_THE TASK_. Leave out the pictures and copy every record exactly.

_EXERCISE MATERIAL_.
○ ○ ○ ○

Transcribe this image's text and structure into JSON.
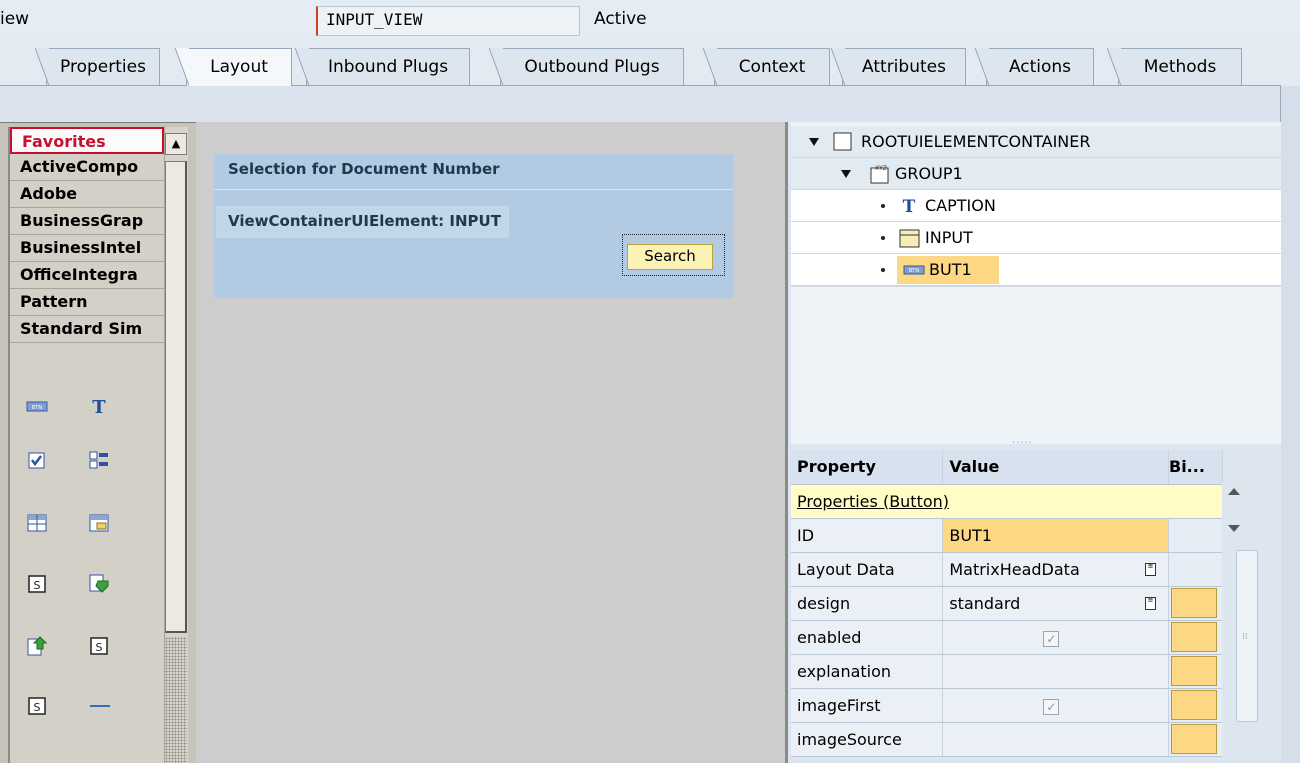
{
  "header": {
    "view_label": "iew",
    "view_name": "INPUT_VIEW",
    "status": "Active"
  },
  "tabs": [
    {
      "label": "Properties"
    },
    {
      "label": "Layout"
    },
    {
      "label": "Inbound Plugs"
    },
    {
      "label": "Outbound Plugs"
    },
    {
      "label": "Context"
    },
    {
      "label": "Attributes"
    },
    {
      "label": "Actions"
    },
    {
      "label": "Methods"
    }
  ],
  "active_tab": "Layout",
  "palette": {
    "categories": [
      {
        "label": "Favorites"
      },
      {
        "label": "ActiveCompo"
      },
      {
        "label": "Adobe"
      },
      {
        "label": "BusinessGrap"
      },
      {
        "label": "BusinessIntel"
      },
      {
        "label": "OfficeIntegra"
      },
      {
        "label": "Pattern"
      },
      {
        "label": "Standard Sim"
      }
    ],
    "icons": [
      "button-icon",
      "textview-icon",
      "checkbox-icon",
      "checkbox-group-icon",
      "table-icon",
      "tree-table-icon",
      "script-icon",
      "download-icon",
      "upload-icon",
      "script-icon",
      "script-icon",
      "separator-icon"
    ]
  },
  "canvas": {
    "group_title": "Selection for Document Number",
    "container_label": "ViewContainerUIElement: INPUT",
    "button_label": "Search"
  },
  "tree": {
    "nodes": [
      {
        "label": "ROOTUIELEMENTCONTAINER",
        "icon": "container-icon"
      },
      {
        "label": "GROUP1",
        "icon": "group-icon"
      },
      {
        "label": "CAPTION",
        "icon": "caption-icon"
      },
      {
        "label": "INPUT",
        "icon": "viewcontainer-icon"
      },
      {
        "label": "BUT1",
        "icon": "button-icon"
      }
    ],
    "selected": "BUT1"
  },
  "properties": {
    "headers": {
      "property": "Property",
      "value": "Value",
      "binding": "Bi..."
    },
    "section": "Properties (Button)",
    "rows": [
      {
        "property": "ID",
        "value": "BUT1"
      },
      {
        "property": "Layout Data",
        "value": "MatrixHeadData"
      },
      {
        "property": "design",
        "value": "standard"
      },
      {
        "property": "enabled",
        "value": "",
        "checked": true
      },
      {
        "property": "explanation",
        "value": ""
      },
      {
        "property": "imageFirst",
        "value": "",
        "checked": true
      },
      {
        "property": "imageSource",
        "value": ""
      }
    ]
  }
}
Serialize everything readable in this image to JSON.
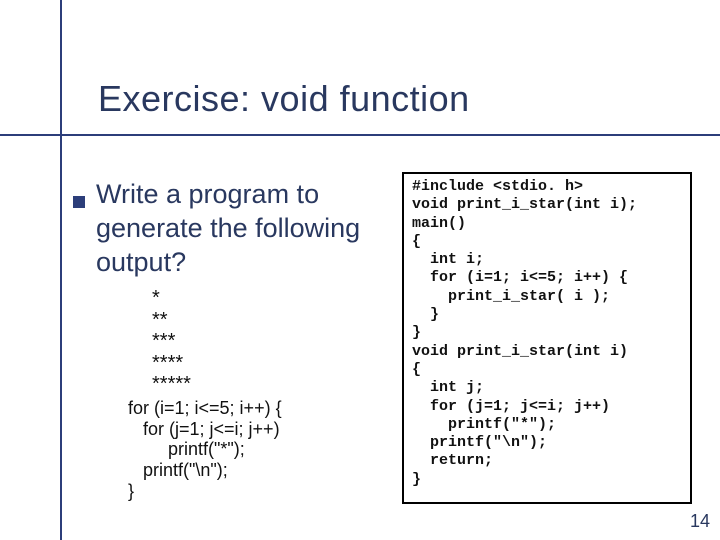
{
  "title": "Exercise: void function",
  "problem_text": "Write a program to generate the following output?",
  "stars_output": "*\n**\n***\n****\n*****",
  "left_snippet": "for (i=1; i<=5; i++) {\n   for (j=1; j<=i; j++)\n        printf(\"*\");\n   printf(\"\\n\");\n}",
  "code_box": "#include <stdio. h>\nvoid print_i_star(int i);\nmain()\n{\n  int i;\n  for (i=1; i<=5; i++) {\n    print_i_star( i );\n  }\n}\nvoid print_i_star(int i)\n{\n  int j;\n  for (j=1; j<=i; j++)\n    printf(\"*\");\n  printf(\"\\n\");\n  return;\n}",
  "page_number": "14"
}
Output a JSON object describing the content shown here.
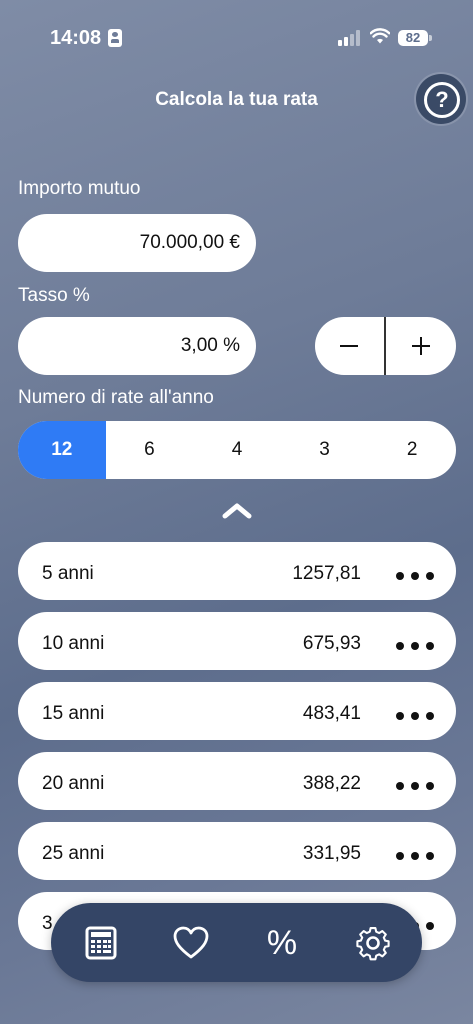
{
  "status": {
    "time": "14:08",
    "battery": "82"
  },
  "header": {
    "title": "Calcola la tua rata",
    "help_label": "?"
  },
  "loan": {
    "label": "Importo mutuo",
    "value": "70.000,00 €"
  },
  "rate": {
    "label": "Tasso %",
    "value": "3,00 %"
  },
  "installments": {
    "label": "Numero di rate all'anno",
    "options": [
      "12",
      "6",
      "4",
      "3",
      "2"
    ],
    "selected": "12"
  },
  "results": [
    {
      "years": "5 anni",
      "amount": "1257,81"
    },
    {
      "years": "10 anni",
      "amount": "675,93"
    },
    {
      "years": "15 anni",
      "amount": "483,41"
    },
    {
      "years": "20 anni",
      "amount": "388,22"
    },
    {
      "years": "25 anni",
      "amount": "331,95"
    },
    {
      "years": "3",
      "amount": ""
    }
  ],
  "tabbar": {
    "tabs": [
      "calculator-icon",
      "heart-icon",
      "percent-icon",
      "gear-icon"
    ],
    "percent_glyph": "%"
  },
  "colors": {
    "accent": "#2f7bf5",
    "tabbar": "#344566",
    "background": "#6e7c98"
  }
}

○ ○ ○ ○

_SOLUTION BELOW_.
Transcribe this image's text and structure into JSON.
{
  "header": {
    "view_label": "iew",
    "view_name": "INPUT_VIEW",
    "status": "Active"
  },
  "tabs": [
    {
      "label": "Properties"
    },
    {
      "label": "Layout"
    },
    {
      "label": "Inbound Plugs"
    },
    {
      "label": "Outbound Plugs"
    },
    {
      "label": "Context"
    },
    {
      "label": "Attributes"
    },
    {
      "label": "Actions"
    },
    {
      "label": "Methods"
    }
  ],
  "active_tab": "Layout",
  "palette": {
    "categories": [
      {
        "label": "Favorites"
      },
      {
        "label": "ActiveCompo"
      },
      {
        "label": "Adobe"
      },
      {
        "label": "BusinessGrap"
      },
      {
        "label": "BusinessIntel"
      },
      {
        "label": "OfficeIntegra"
      },
      {
        "label": "Pattern"
      },
      {
        "label": "Standard Sim"
      }
    ],
    "icons": [
      "button-icon",
      "textview-icon",
      "checkbox-icon",
      "checkbox-group-icon",
      "table-icon",
      "tree-table-icon",
      "script-icon",
      "download-icon",
      "upload-icon",
      "script-icon",
      "script-icon",
      "separator-icon"
    ]
  },
  "canvas": {
    "group_title": "Selection for Document Number",
    "container_label": "ViewContainerUIElement: INPUT",
    "button_label": "Search"
  },
  "tree": {
    "nodes": [
      {
        "label": "ROOTUIELEMENTCONTAINER",
        "icon": "container-icon"
      },
      {
        "label": "GROUP1",
        "icon": "group-icon"
      },
      {
        "label": "CAPTION",
        "icon": "caption-icon"
      },
      {
        "label": "INPUT",
        "icon": "viewcontainer-icon"
      },
      {
        "label": "BUT1",
        "icon": "button-icon"
      }
    ],
    "selected": "BUT1"
  },
  "properties": {
    "headers": {
      "property": "Property",
      "value": "Value",
      "binding": "Bi..."
    },
    "section": "Properties (Button)",
    "rows": [
      {
        "property": "ID",
        "value": "BUT1"
      },
      {
        "property": "Layout Data",
        "value": "MatrixHeadData"
      },
      {
        "property": "design",
        "value": "standard"
      },
      {
        "property": "enabled",
        "value": "",
        "checked": true
      },
      {
        "property": "explanation",
        "value": ""
      },
      {
        "property": "imageFirst",
        "value": "",
        "checked": true
      },
      {
        "property": "imageSource",
        "value": ""
      }
    ]
  }
}
Serialize everything readable in this image to JSON.
{
  "title": "Exercise: void function",
  "problem_text": "Write a program to generate the following output?",
  "stars_output": "*\n**\n***\n****\n*****",
  "left_snippet": "for (i=1; i<=5; i++) {\n   for (j=1; j<=i; j++)\n        printf(\"*\");\n   printf(\"\\n\");\n}",
  "code_box": "#include <stdio. h>\nvoid print_i_star(int i);\nmain()\n{\n  int i;\n  for (i=1; i<=5; i++) {\n    print_i_star( i );\n  }\n}\nvoid print_i_star(int i)\n{\n  int j;\n  for (j=1; j<=i; j++)\n    printf(\"*\");\n  printf(\"\\n\");\n  return;\n}",
  "page_number": "14"
}
Output a JSON object describing the content shown here.
{
  "status": {
    "time": "14:08",
    "battery": "82"
  },
  "header": {
    "title": "Calcola la tua rata",
    "help_label": "?"
  },
  "loan": {
    "label": "Importo mutuo",
    "value": "70.000,00 €"
  },
  "rate": {
    "label": "Tasso %",
    "value": "3,00 %"
  },
  "installments": {
    "label": "Numero di rate all'anno",
    "options": [
      "12",
      "6",
      "4",
      "3",
      "2"
    ],
    "selected": "12"
  },
  "results": [
    {
      "years": "5 anni",
      "amount": "1257,81"
    },
    {
      "years": "10 anni",
      "amount": "675,93"
    },
    {
      "years": "15 anni",
      "amount": "483,41"
    },
    {
      "years": "20 anni",
      "amount": "388,22"
    },
    {
      "years": "25 anni",
      "amount": "331,95"
    },
    {
      "years": "3",
      "amount": ""
    }
  ],
  "tabbar": {
    "tabs": [
      "calculator-icon",
      "heart-icon",
      "percent-icon",
      "gear-icon"
    ],
    "percent_glyph": "%"
  },
  "colors": {
    "accent": "#2f7bf5",
    "tabbar": "#344566",
    "background": "#6e7c98"
  }
}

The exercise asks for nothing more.